▸ DIRECTION
Can you repeat the material from the line containing "grid: [74, 57, 608, 418]" through the line containing "series-track-12: [255, 279, 291, 403]", substituting "y-axis-tick" for "y-tick-label" and changing nothing else? Give only those lines.

▸ RECORDS
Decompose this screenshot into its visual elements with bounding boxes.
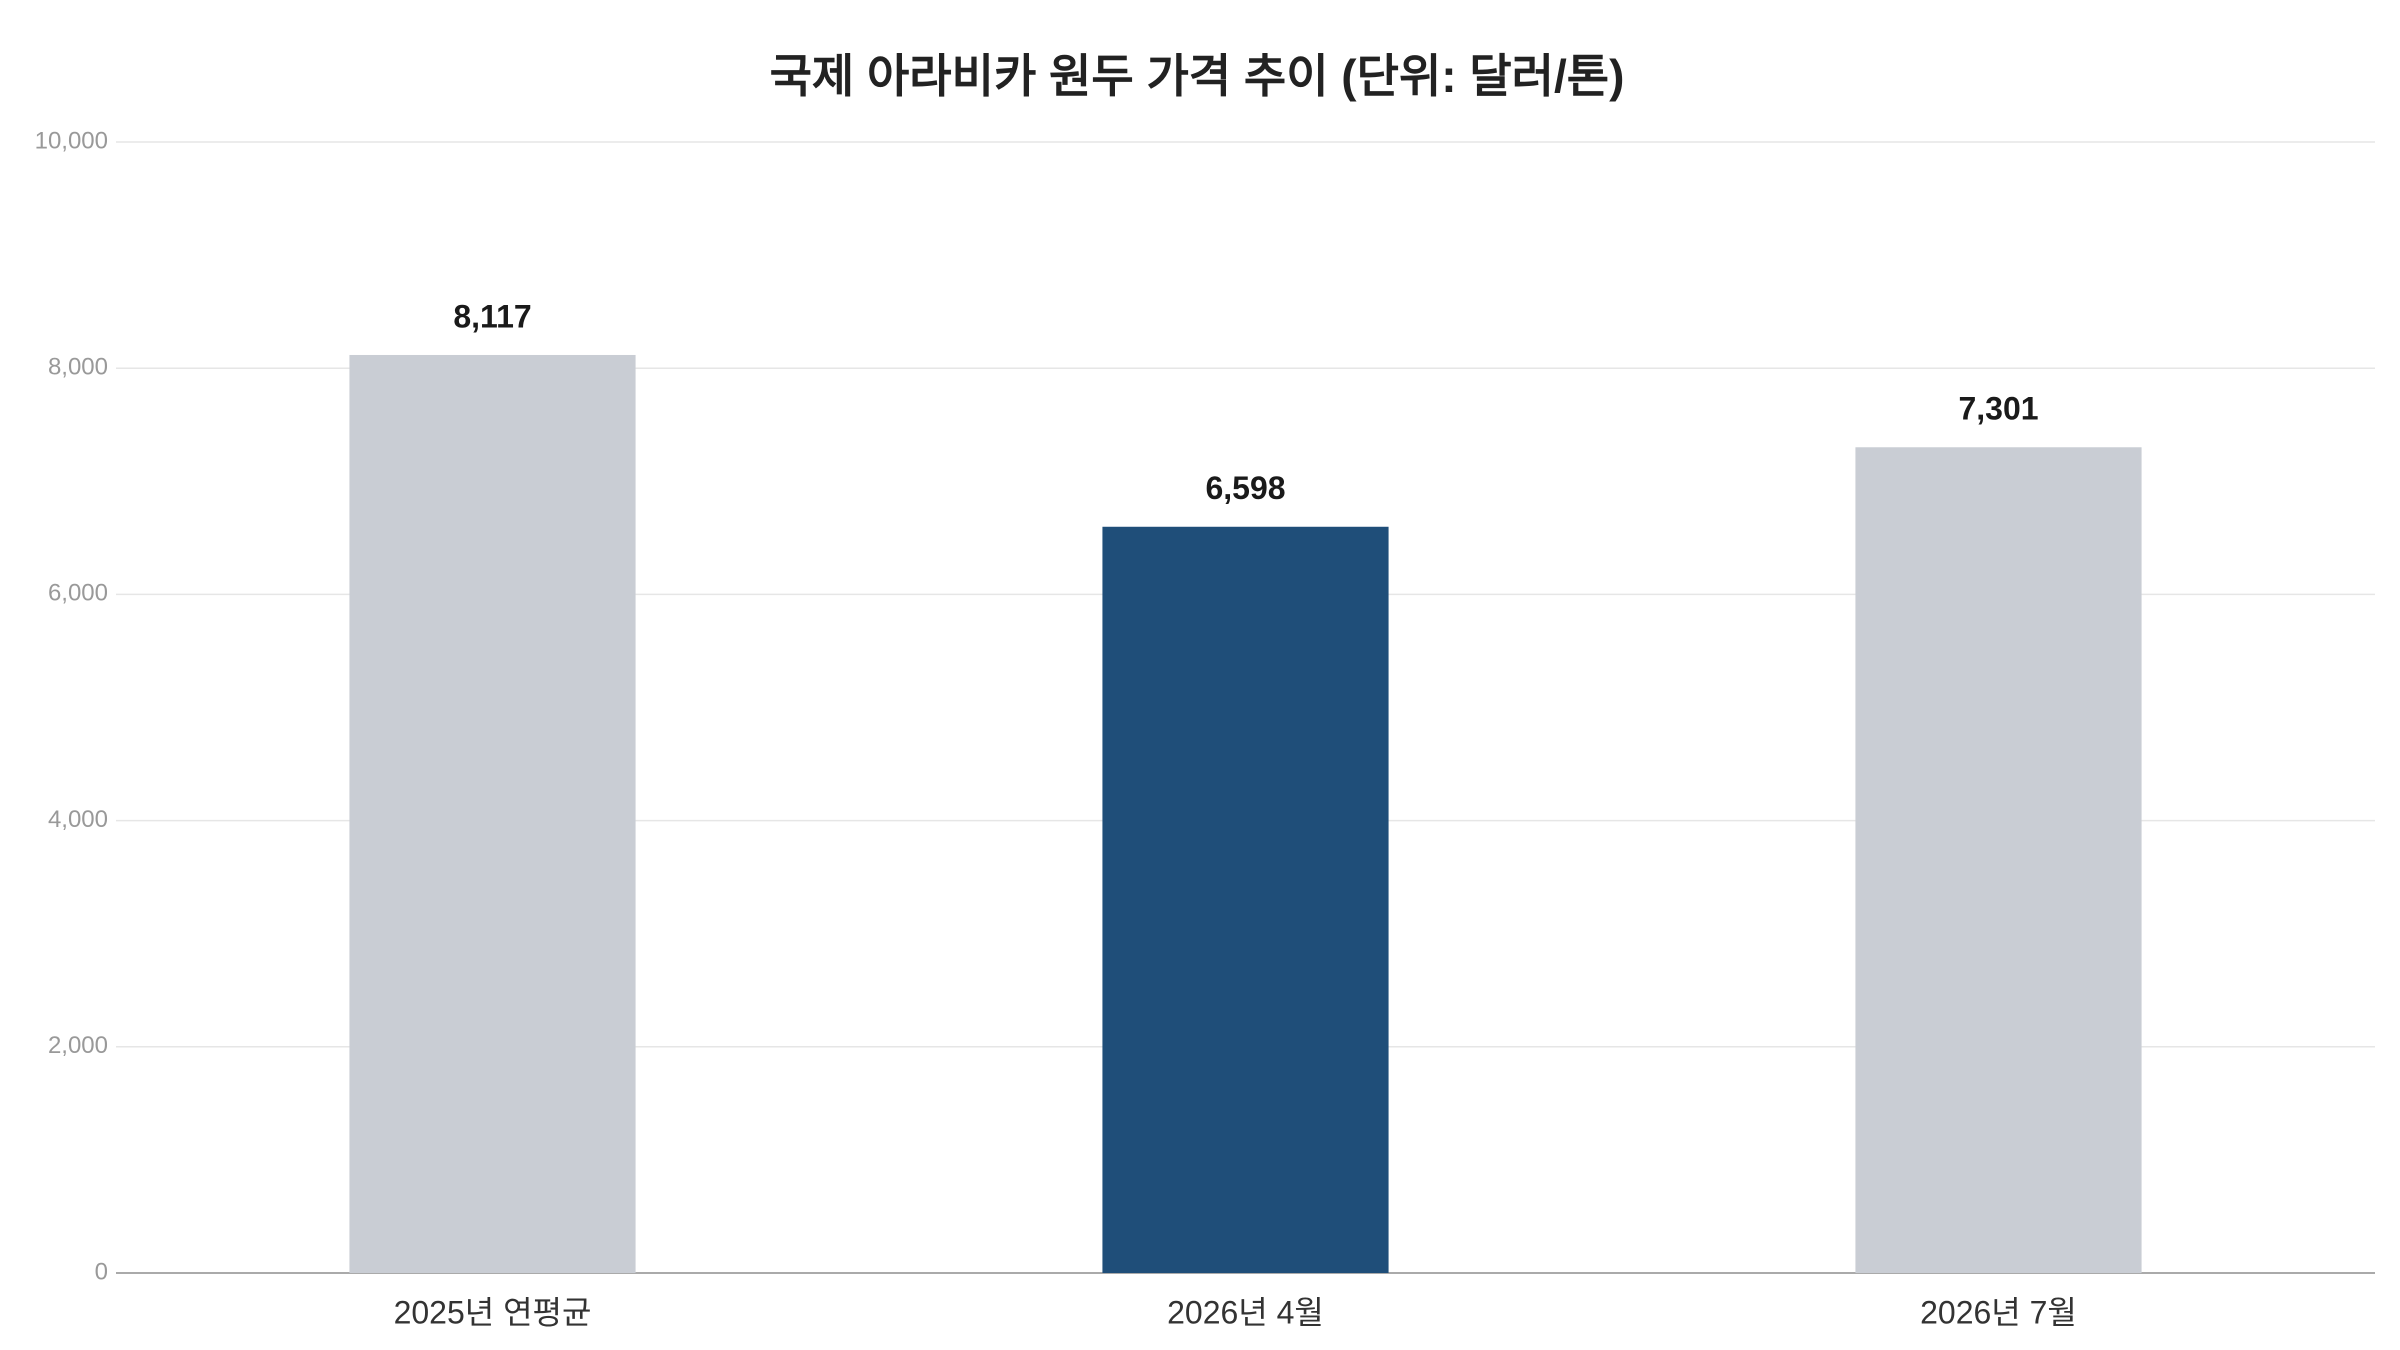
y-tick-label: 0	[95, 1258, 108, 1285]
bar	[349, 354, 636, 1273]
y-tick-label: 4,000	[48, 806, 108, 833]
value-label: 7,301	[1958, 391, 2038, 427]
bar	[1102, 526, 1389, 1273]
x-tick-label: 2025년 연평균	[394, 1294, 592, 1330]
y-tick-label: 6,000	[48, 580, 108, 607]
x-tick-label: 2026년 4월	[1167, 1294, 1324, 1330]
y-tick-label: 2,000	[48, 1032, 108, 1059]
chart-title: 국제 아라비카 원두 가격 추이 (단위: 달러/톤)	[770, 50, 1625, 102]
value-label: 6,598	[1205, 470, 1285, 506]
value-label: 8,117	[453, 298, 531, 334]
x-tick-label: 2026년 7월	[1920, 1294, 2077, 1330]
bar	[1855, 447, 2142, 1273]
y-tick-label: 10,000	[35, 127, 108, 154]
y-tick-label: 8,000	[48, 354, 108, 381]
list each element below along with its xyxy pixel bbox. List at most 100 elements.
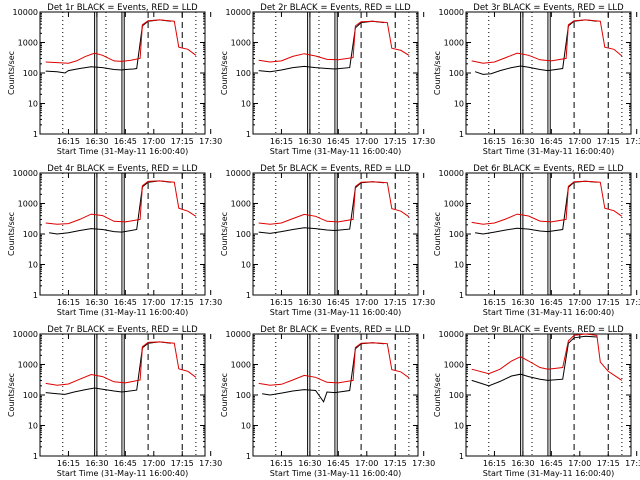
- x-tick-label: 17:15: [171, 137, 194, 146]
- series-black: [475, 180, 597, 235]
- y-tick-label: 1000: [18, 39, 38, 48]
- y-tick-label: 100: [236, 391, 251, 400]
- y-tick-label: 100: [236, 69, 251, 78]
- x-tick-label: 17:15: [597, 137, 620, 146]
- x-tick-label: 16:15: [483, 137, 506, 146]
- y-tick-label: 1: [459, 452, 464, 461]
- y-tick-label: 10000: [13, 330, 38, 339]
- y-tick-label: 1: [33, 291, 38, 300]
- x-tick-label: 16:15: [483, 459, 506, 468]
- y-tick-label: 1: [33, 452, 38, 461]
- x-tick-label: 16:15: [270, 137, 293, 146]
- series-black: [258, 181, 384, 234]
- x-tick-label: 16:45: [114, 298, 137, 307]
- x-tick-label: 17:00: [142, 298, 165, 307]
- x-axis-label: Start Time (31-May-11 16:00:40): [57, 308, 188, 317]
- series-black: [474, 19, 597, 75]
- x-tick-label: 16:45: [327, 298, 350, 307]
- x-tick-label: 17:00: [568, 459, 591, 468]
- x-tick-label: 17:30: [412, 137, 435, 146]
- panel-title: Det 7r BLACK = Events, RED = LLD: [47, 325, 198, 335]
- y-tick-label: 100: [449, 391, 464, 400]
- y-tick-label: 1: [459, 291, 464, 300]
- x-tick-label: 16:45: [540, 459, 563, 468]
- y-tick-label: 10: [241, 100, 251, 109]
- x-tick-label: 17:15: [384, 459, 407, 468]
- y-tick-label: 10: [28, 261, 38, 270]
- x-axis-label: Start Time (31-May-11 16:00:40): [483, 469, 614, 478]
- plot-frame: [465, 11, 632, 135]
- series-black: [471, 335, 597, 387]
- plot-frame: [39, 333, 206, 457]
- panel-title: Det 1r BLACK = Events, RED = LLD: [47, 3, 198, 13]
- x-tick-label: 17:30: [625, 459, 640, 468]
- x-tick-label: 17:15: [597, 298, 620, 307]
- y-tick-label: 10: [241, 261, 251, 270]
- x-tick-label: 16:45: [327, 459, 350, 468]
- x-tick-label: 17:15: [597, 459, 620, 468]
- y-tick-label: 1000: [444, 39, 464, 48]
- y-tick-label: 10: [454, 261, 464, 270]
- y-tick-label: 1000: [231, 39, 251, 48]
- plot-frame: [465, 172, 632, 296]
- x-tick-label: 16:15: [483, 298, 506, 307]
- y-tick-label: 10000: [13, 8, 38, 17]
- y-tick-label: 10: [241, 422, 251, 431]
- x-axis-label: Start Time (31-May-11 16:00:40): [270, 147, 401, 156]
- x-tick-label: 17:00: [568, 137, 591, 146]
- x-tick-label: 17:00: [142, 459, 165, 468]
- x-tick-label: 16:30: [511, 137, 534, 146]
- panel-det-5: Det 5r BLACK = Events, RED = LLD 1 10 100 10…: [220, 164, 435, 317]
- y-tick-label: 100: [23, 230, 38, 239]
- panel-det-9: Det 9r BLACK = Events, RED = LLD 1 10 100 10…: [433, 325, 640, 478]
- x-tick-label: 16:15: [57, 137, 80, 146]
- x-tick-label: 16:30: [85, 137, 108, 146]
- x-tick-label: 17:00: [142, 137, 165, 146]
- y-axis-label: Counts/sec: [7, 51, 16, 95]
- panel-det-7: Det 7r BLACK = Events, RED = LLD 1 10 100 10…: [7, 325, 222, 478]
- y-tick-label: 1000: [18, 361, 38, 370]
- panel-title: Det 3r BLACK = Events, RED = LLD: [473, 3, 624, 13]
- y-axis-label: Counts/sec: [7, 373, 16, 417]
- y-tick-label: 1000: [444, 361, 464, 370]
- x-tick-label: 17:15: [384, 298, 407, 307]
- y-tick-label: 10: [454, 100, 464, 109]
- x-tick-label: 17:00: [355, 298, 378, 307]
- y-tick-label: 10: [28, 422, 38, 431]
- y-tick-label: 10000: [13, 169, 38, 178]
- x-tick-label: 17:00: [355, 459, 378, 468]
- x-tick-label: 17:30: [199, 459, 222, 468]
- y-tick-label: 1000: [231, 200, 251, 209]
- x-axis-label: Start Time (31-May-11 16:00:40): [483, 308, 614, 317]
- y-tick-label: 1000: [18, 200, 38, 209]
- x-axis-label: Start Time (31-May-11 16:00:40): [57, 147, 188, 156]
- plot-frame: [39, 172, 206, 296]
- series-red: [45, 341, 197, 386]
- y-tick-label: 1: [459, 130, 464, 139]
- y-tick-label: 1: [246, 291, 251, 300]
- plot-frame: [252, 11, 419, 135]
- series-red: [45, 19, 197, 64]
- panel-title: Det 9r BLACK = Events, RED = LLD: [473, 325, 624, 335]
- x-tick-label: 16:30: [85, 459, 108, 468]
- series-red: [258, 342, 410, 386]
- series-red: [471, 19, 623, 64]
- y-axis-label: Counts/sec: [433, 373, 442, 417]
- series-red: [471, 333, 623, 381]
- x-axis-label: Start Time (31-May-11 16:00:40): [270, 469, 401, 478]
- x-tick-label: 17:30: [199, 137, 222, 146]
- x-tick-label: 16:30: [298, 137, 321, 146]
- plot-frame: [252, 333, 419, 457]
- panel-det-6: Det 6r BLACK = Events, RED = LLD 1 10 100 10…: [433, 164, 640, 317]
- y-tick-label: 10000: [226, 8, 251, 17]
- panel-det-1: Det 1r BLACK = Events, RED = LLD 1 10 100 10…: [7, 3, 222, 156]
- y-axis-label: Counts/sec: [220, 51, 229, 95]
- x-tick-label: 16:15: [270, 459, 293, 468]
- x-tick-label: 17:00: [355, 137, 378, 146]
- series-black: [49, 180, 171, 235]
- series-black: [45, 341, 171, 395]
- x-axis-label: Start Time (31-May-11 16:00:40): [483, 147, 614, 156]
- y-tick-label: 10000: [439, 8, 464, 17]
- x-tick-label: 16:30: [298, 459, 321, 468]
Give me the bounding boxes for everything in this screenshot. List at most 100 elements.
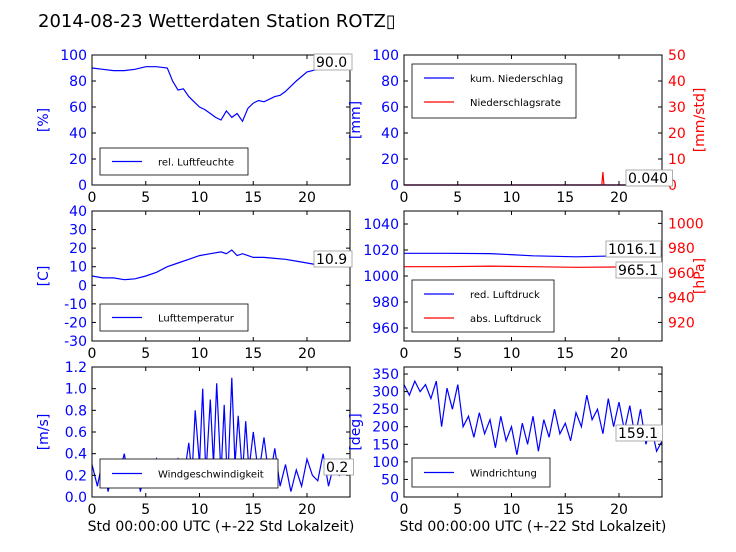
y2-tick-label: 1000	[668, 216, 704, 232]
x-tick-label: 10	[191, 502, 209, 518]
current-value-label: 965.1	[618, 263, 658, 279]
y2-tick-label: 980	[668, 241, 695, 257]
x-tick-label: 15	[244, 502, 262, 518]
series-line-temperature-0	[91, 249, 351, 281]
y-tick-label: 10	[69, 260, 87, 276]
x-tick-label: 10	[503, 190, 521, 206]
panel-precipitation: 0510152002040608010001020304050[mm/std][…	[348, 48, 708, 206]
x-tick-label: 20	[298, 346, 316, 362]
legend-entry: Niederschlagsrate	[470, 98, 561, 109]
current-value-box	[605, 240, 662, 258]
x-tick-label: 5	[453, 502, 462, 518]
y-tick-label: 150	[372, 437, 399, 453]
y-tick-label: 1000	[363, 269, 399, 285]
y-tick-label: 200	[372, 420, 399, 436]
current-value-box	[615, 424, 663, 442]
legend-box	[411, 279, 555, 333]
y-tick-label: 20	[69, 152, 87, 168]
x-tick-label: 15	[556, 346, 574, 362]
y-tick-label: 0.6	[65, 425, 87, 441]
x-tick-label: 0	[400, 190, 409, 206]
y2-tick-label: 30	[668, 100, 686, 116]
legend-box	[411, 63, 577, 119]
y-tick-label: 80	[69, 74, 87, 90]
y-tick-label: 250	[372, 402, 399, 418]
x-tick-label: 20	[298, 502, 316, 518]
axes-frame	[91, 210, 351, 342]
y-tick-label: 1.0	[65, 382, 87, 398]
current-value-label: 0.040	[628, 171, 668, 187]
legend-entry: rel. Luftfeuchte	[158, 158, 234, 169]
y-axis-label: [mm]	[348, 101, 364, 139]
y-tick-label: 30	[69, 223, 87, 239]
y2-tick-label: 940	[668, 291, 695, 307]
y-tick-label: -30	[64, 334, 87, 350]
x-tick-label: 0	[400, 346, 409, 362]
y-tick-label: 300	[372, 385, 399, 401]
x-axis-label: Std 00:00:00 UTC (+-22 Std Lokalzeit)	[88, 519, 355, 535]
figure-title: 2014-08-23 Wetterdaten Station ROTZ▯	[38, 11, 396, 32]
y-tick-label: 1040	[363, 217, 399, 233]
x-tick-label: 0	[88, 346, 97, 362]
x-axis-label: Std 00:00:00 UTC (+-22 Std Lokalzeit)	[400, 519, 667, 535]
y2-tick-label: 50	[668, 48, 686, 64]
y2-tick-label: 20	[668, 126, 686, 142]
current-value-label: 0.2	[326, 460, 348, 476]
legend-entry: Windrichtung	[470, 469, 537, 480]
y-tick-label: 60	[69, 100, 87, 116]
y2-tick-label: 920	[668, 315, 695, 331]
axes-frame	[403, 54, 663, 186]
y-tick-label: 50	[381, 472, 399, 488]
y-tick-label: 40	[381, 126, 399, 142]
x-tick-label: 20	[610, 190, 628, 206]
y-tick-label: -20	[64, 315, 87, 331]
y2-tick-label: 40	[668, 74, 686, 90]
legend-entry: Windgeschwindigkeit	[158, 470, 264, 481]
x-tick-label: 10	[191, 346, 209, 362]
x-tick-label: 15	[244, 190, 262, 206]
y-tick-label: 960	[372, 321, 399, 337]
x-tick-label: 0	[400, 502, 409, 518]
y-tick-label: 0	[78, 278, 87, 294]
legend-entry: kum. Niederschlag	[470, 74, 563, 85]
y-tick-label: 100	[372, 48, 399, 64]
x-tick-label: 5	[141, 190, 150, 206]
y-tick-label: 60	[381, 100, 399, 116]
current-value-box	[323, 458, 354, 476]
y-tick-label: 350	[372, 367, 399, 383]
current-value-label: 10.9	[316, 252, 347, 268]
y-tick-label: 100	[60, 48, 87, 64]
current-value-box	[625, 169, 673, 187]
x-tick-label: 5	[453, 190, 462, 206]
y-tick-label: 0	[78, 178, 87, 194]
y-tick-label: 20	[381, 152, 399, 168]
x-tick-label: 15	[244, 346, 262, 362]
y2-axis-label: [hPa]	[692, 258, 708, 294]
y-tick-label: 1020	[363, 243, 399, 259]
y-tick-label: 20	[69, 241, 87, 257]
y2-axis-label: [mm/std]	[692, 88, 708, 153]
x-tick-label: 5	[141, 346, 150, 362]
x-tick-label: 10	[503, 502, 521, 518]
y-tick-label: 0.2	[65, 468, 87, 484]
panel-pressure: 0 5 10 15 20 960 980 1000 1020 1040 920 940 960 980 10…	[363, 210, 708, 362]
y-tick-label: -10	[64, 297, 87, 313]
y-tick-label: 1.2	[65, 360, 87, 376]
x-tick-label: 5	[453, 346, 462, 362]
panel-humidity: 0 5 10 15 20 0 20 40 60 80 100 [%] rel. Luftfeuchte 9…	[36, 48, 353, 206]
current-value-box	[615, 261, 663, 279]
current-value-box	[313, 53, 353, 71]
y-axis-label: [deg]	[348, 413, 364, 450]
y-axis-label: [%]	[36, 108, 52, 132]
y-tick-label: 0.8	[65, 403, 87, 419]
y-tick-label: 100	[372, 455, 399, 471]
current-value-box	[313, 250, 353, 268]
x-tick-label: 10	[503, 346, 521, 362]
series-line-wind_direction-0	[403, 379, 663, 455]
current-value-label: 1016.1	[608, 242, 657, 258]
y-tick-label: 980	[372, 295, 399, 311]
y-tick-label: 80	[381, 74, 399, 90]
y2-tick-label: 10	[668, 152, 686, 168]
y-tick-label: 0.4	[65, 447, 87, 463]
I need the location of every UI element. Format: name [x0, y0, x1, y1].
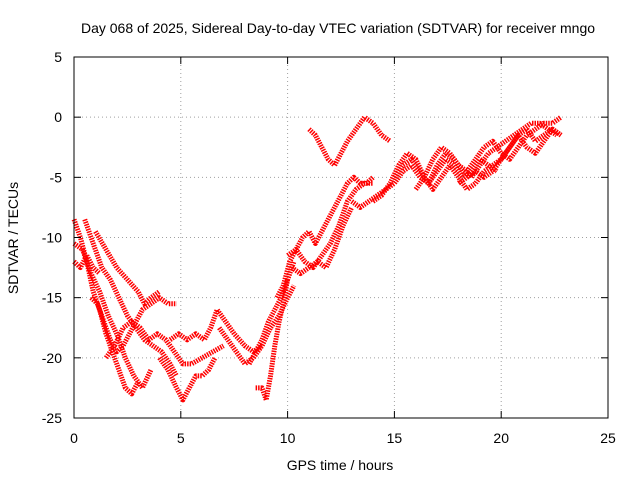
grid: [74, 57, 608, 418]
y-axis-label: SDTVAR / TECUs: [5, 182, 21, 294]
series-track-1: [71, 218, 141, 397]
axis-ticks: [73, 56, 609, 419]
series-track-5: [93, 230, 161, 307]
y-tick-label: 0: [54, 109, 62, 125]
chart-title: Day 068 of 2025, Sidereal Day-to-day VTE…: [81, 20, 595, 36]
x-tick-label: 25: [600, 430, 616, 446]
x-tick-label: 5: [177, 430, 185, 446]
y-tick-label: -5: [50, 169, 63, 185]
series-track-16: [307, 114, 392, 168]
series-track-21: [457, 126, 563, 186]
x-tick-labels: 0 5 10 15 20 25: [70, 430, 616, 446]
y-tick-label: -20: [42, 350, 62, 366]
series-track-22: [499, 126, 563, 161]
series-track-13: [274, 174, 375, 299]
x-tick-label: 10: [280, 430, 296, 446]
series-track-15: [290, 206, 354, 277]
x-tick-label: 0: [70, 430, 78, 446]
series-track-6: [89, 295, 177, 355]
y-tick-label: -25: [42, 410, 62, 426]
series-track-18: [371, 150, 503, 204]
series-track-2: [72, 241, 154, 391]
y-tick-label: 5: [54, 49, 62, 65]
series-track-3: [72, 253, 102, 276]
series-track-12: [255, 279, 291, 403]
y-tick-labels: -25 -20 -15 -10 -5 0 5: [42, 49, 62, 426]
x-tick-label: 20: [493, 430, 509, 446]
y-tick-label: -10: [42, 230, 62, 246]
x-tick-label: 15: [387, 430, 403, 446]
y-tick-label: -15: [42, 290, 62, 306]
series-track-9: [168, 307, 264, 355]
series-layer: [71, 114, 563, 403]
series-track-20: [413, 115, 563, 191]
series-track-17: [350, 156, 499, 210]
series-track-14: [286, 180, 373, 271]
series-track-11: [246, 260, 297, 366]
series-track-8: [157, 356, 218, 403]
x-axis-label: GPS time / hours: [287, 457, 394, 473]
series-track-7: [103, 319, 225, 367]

▸ REPLY TO THE TASK
grid: [74, 57, 608, 418]
y-axis-label: SDTVAR / TECUs: [5, 182, 21, 294]
series-track-1: [71, 218, 141, 397]
axis-ticks: [73, 56, 609, 419]
series-track-5: [93, 230, 161, 307]
y-axis-tick: 0: [54, 109, 62, 125]
chart-title: Day 068 of 2025, Sidereal Day-to-day VTE…: [81, 20, 595, 36]
x-tick-label: 25: [600, 430, 616, 446]
x-tick-label: 5: [177, 430, 185, 446]
y-axis-tick: -5: [50, 169, 63, 185]
series-track-16: [307, 114, 392, 168]
series-track-21: [457, 126, 563, 186]
x-tick-labels: 0 5 10 15 20 25: [70, 430, 616, 446]
y-axis-tick: -20: [42, 350, 62, 366]
series-track-22: [499, 126, 563, 161]
series-track-13: [274, 174, 375, 299]
x-tick-label: 10: [280, 430, 296, 446]
series-track-15: [290, 206, 354, 277]
x-tick-label: 0: [70, 430, 78, 446]
series-track-6: [89, 295, 177, 355]
y-axis-tick: -25: [42, 410, 62, 426]
series-track-18: [371, 150, 503, 204]
series-track-2: [72, 241, 154, 391]
y-axis-tick: 5: [54, 49, 62, 65]
series-track-3: [72, 253, 102, 276]
series-track-12: [255, 279, 291, 403]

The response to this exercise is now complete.